_Short task_
Copy out all lines of the records in which the word "salas" appears.

_Supplied records_
## BEGIN

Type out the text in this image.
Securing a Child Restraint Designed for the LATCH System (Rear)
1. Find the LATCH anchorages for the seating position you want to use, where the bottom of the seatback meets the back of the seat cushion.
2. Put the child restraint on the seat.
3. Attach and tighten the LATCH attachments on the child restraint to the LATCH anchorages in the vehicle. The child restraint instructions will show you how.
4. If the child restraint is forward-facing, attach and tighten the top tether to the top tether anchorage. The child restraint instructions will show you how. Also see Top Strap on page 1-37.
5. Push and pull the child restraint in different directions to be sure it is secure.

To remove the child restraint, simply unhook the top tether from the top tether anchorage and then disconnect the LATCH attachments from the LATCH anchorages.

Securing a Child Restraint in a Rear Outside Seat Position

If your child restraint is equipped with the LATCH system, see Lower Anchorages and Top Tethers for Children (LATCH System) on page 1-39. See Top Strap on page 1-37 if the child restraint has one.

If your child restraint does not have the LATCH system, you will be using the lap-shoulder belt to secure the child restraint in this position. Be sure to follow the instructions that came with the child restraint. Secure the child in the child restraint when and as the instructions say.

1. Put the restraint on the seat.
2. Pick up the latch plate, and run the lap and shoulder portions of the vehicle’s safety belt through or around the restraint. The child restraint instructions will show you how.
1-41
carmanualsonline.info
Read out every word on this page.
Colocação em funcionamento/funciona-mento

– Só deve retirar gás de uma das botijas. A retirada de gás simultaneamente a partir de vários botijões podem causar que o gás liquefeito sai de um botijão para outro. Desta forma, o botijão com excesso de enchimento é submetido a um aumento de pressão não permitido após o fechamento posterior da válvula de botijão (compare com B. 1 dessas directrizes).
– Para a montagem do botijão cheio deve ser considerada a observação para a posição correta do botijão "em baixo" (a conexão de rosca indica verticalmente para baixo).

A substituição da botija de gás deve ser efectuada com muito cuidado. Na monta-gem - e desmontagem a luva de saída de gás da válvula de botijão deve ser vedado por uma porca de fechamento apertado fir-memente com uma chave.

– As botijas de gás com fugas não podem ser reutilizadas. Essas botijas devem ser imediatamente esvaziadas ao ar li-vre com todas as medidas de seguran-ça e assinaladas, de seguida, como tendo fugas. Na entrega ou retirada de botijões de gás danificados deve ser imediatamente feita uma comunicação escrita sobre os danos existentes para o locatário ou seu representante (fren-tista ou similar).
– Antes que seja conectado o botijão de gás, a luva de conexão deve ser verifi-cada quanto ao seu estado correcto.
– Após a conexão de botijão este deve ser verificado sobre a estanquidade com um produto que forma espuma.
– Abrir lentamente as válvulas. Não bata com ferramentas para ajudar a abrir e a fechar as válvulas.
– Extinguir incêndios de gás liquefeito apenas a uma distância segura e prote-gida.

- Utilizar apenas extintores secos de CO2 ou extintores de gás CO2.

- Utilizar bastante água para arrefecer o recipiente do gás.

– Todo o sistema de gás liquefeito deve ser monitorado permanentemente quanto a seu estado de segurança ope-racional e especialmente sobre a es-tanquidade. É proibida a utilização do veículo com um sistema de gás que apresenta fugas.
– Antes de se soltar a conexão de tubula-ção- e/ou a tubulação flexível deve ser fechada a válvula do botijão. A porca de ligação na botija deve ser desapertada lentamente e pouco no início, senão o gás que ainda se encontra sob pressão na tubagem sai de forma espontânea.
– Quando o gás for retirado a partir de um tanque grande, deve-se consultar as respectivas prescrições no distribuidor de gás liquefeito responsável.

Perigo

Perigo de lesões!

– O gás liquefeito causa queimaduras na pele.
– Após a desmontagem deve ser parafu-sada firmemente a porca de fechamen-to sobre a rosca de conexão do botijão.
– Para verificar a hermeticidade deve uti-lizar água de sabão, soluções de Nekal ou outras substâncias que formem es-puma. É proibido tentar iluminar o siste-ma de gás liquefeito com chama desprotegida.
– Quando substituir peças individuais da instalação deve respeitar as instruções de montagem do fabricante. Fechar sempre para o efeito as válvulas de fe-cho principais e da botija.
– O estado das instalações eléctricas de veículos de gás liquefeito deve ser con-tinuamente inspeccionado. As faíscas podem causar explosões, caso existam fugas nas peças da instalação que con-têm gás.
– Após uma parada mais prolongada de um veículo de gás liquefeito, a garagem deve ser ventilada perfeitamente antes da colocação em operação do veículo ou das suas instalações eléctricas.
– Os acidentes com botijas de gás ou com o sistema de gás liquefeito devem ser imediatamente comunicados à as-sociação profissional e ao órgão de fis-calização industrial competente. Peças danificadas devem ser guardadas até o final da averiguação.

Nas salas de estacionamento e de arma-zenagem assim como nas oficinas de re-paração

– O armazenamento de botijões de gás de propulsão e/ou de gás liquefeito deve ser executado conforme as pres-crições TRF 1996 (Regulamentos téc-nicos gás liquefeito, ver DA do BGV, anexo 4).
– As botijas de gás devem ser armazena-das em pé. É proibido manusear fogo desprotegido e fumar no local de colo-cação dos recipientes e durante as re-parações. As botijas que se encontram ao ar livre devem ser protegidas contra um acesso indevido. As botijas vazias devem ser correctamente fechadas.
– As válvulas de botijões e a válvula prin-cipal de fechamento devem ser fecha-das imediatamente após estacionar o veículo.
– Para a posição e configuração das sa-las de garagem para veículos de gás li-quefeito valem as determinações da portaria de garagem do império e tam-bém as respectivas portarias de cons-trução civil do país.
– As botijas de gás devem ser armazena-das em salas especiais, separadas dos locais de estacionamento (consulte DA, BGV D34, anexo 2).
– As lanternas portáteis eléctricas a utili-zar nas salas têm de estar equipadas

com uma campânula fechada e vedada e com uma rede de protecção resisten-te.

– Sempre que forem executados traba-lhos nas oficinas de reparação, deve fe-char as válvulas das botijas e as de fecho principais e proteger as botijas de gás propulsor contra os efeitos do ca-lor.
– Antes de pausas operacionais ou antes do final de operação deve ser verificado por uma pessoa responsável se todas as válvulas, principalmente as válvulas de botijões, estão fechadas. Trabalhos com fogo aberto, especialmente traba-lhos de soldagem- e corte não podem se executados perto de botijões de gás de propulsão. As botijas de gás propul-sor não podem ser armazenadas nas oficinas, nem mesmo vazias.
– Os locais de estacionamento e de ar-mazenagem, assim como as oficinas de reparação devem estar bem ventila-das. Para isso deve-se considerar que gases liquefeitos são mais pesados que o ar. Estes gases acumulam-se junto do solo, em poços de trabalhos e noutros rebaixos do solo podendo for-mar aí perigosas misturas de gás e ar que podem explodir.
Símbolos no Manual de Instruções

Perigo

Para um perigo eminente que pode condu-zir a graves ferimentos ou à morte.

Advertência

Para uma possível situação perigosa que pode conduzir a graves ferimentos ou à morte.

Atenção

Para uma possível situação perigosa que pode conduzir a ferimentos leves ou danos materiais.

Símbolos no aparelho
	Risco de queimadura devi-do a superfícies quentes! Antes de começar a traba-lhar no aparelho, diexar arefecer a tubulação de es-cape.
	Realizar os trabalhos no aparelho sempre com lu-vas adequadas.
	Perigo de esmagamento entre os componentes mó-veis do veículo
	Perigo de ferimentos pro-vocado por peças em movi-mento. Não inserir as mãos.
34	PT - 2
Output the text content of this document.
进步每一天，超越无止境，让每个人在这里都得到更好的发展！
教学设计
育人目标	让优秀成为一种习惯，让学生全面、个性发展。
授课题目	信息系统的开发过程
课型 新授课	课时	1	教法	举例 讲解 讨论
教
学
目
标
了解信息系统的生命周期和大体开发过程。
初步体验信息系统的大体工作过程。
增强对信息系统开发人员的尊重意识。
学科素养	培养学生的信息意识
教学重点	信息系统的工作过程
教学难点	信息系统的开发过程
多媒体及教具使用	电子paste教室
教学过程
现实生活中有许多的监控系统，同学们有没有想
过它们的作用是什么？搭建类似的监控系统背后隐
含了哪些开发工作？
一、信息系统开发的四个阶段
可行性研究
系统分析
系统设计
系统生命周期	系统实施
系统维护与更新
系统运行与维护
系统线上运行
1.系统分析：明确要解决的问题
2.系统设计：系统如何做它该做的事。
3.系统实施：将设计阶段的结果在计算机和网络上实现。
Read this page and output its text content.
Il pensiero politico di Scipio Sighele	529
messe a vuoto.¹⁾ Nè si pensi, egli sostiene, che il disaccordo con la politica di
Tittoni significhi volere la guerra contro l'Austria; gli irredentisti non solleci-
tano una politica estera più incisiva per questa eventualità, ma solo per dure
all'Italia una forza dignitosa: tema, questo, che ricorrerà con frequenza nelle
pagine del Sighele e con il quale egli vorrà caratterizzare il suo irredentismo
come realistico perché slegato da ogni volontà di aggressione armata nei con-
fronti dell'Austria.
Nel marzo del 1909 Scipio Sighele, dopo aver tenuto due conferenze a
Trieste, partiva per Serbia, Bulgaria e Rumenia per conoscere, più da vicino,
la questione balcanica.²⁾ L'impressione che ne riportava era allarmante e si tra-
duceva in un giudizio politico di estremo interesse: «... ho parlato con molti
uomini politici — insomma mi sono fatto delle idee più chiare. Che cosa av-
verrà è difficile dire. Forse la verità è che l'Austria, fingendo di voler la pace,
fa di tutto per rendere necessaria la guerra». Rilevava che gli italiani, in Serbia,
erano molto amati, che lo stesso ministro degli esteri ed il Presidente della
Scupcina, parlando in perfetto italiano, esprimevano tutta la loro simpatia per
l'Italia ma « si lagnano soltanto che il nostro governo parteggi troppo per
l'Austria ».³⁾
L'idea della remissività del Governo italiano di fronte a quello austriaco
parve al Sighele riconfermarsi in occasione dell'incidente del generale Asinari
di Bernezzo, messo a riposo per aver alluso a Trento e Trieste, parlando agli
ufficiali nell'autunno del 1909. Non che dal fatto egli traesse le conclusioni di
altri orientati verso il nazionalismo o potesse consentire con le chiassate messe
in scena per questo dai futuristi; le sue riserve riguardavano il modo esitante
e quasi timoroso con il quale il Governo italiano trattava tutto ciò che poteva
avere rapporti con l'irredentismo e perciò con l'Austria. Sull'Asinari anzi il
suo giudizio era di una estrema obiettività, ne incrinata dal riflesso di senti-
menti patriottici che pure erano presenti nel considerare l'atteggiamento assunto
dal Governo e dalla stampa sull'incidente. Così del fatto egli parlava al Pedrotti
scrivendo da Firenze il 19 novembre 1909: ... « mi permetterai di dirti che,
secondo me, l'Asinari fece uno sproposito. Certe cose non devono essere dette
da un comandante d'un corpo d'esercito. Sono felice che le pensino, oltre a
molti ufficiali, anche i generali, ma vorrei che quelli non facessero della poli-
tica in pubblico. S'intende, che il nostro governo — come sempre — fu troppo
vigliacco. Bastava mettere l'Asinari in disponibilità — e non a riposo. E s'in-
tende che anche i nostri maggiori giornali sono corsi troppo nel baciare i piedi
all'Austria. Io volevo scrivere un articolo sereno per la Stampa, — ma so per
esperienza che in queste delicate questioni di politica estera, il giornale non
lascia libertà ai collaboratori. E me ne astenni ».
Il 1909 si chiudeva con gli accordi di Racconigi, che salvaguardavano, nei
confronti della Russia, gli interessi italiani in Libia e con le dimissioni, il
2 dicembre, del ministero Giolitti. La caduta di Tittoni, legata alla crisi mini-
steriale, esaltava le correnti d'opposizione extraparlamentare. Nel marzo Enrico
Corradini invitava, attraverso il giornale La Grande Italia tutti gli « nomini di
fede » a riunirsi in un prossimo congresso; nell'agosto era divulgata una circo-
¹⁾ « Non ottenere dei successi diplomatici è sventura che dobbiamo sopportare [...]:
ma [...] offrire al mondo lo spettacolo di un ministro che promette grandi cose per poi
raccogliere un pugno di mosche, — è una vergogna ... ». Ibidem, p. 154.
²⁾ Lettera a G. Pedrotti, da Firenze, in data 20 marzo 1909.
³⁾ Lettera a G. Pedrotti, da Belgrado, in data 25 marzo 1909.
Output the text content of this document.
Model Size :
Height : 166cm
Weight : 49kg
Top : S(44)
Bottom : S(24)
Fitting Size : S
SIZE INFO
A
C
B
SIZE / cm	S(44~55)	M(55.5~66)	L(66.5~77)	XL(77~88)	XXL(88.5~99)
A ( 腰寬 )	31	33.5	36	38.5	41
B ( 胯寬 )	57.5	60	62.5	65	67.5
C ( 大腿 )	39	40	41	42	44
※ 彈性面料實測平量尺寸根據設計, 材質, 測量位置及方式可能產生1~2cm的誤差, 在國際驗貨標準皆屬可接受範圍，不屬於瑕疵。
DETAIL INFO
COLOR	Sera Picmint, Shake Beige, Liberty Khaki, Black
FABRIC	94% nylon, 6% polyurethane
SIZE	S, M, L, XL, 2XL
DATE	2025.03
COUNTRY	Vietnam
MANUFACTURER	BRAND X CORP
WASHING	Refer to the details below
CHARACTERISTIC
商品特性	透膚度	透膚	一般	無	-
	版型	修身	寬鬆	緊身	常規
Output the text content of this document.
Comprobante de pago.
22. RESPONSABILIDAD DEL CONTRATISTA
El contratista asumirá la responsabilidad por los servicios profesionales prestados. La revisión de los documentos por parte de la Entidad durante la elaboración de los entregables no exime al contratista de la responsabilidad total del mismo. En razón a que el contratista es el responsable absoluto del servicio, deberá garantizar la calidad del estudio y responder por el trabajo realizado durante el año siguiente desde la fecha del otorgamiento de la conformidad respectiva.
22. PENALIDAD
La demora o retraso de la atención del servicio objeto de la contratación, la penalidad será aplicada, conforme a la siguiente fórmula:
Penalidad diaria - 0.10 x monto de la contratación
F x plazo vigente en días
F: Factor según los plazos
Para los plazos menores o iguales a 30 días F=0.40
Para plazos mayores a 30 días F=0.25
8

## END

_Finished answer_
Nas salas de estacionamento e de arma-zenagem assim como nas oficinas de re-paração
– As botijas de gás devem ser armazena-das em salas especiais, separadas dos locais de estacionamento (consulte DA, BGV D34, anexo 2).
– As lanternas portáteis eléctricas a utili-zar nas salas têm de estar equipadas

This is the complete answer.